The request: Copy all of the records below verbatim.

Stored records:
----------
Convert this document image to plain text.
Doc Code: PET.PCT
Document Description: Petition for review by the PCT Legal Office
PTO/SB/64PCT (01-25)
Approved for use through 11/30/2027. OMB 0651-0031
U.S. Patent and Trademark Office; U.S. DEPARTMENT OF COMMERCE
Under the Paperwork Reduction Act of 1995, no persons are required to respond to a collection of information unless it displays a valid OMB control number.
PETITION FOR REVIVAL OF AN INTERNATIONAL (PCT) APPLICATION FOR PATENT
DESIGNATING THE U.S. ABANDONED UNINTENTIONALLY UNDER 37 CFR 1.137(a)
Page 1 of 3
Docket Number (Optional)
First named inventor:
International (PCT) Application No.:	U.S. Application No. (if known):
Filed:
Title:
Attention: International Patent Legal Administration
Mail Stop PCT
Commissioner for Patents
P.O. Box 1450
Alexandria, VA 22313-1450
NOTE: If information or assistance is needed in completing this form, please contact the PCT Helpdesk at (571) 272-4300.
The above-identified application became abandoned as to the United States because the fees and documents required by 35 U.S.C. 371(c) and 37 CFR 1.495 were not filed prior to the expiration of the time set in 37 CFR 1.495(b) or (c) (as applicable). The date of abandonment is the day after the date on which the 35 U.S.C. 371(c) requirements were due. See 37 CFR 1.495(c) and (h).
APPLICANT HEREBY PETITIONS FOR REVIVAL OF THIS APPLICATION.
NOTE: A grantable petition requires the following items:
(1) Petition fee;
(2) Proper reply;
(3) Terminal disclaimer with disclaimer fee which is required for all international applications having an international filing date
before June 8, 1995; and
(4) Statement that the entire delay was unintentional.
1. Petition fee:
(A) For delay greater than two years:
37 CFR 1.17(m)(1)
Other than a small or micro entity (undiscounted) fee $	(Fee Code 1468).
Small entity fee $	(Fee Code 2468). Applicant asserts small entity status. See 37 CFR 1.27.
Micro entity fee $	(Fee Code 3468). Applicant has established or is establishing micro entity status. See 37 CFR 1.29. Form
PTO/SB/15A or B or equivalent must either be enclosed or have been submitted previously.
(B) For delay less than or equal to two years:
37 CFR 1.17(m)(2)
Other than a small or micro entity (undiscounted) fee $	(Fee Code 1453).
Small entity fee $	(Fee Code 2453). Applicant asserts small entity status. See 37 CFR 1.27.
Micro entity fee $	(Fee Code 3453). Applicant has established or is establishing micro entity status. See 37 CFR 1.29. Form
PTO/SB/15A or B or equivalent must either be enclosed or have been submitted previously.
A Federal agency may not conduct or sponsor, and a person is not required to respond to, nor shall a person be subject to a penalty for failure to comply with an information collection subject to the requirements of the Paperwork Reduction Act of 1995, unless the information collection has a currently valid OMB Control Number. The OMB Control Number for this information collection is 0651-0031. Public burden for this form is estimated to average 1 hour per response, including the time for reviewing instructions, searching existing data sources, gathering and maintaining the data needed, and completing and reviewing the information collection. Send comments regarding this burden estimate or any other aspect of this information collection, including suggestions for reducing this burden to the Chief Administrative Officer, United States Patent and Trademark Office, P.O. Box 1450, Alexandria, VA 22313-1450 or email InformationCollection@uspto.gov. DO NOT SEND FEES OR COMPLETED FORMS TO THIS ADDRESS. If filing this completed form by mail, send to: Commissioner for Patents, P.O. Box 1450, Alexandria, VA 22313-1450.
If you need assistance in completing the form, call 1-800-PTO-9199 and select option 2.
----------
Output of the exercise:
Convert this document image to plain text.
Doc Code: PET.PCT
Document Description: Petition for review by the PCT Legal Office
PTO/SB/64PCT (01-25)
Approved for use through 11/30/2027. OMB 0651-0031
U.S. Patent and Trademark Office; U.S. DEPARTMENT OF COMMERCE
Under the Paperwork Reduction Act of 1995, no persons are required to respond to a collection of information unless it displays a valid OMB control number.
PETITION FOR REVIVAL OF AN INTERNATIONAL (PCT) APPLICATION FOR PATENT
DESIGNATING THE U.S. ABANDONED UNINTENTIONALLY UNDER 37 CFR 1.137(a)
Page 1 of 3
Docket Number (Optional)
First named inventor:
International (PCT) Application No.:	U.S. Application No. (if known):
Filed:
Title:
Attention: International Patent Legal Administration
Mail Stop PCT
Commissioner for Patents
P.O. Box 1450
Alexandria, VA 22313-1450
NOTE: If information or assistance is needed in completing this form, please contact the PCT Helpdesk at (571) 272-4300.
The above-identified application became abandoned as to the United States because the fees and documents required by 35 U.S.C. 371(c) and 37 CFR 1.495 were not filed prior to the expiration of the time set in 37 CFR 1.495(b) or (c) (as applicable). The date of abandonment is the day after the date on which the 35 U.S.C. 371(c) requirements were due. See 37 CFR 1.495(c) and (h).
APPLICANT HEREBY PETITIONS FOR REVIVAL OF THIS APPLICATION.
NOTE: A grantable petition requires the following items:
(1) Petition fee;
(2) Proper reply;
(3) Terminal disclaimer with disclaimer fee which is required for all international applications having an international filing date
before June 8, 1995; and
(4) Statement that the entire delay was unintentional.
1. Petition fee:
(A) For delay greater than two years:
37 CFR 1.17(m)(1)
Other than a small or micro entity (undiscounted) fee $	(Fee Code 1468).
Small entity fee $	(Fee Code 2468). Applicant asserts small entity status. See 37 CFR 1.27.
Micro entity fee $	(Fee Code 3468). Applicant has established or is establishing micro entity status. See 37 CFR 1.29. Form
PTO/SB/15A or B or equivalent must either be enclosed or have been submitted previously.
(B) For delay less than or equal to two years:
37 CFR 1.17(m)(2)
Other than a small or micro entity (undiscounted) fee $	(Fee Code 1453).
Small entity fee $	(Fee Code 2453). Applicant asserts small entity status. See 37 CFR 1.27.
Micro entity fee $	(Fee Code 3453). Applicant has established or is establishing micro entity status. See 37 CFR 1.29. Form
PTO/SB/15A or B or equivalent must either be enclosed or have been submitted previously.
A Federal agency may not conduct or sponsor, and a person is not required to respond to, nor shall a person be subject to a penalty for failure to comply with an information collection subject to the requirements of the Paperwork Reduction Act of 1995, unless the information collection has a currently valid OMB Control Number. The OMB Control Number for this information collection is 0651-0031. Public burden for this form is estimated to average 1 hour per response, including the time for reviewing instructions, searching existing data sources, gathering and maintaining the data needed, and completing and reviewing the information collection. Send comments regarding this burden estimate or any other aspect of this information collection, including suggestions for reducing this burden to the Chief Administrative Officer, United States Patent and Trademark Office, P.O. Box 1450, Alexandria, VA 22313-1450 or email InformationCollection@uspto.gov. DO NOT SEND FEES OR COMPLETED FORMS TO THIS ADDRESS. If filing this completed form by mail, send to: Commissioner for Patents, P.O. Box 1450, Alexandria, VA 22313-1450.
If you need assistance in completing the form, call 1-800-PTO-9199 and select option 2.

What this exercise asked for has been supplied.